Problem details
All the entries need to be quoted exactly, apart from the pictures, which you should drop.

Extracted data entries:
◆ ◆ ◆ ◆ ◆ ◆ ◆

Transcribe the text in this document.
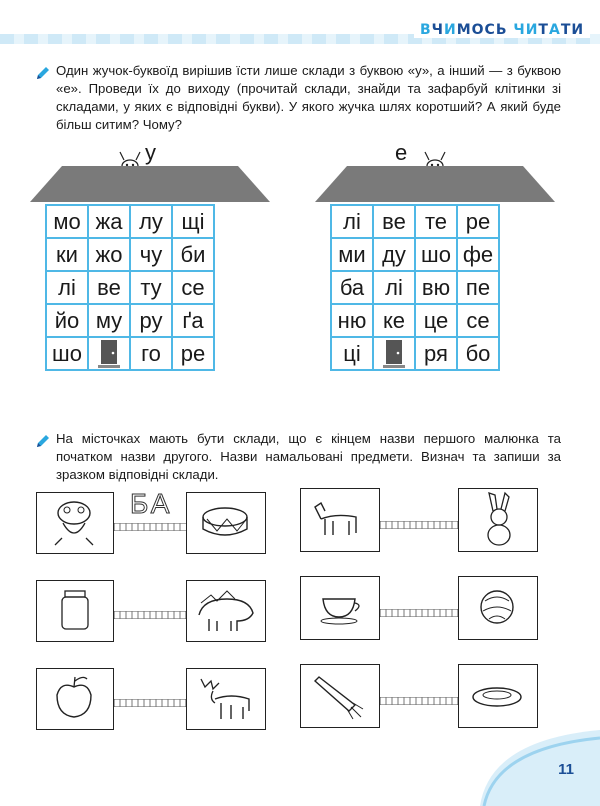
ВЧИМОСЬ ЧИТАТИ
Один жучок-буквоїд вирішив їсти лише склади з буквою «у», а інший — з буквою «е». Проведи їх до виходу (прочитай склади, знайди та зафарбуй клітинки зі складами, у яких є відповідні букви). У якого жучка шлях коротший? А який буде більш ситим? Чому?
у
мо жа лу щі
ки жо чу би
лі ве ту се
йо му ру ґа
шо	го ре
е
лі ве те ре
ми ду шо фе
ба лі вю пе
ню ке це се
ці	ря бо
На місточках мають бути склади, що є кінцем назви першого малюнка та початком назви другого. Назви намальовані предмети. Визнач та запиши за зразком відповідні склади.
БА
11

◆ ◆ ◆ ◆ ◆ ◆ ◆

Solution to this problem
Transcribe the text in this document.
ВЧИМОСЬ ЧИТАТИ
Один жучок-буквоїд вирішив їсти лише склади з буквою «у», а інший — з буквою «е». Проведи їх до виходу (прочитай склади, знайди та зафарбуй клітинки зі складами, у яких є відповідні букви). У якого жучка шлях коротший? А який буде більш ситим? Чому?
у
мо жа лу щі
ки жо чу би
лі ве ту се
йо му ру ґа
шо	го ре
е
лі ве те ре
ми ду шо фе
ба лі вю пе
ню ке це се
ці	ря бо
На місточках мають бути склади, що є кінцем назви першого малюнка та початком назви другого. Назви намальовані предмети. Визнач та запиши за зразком відповідні склади.
БА
11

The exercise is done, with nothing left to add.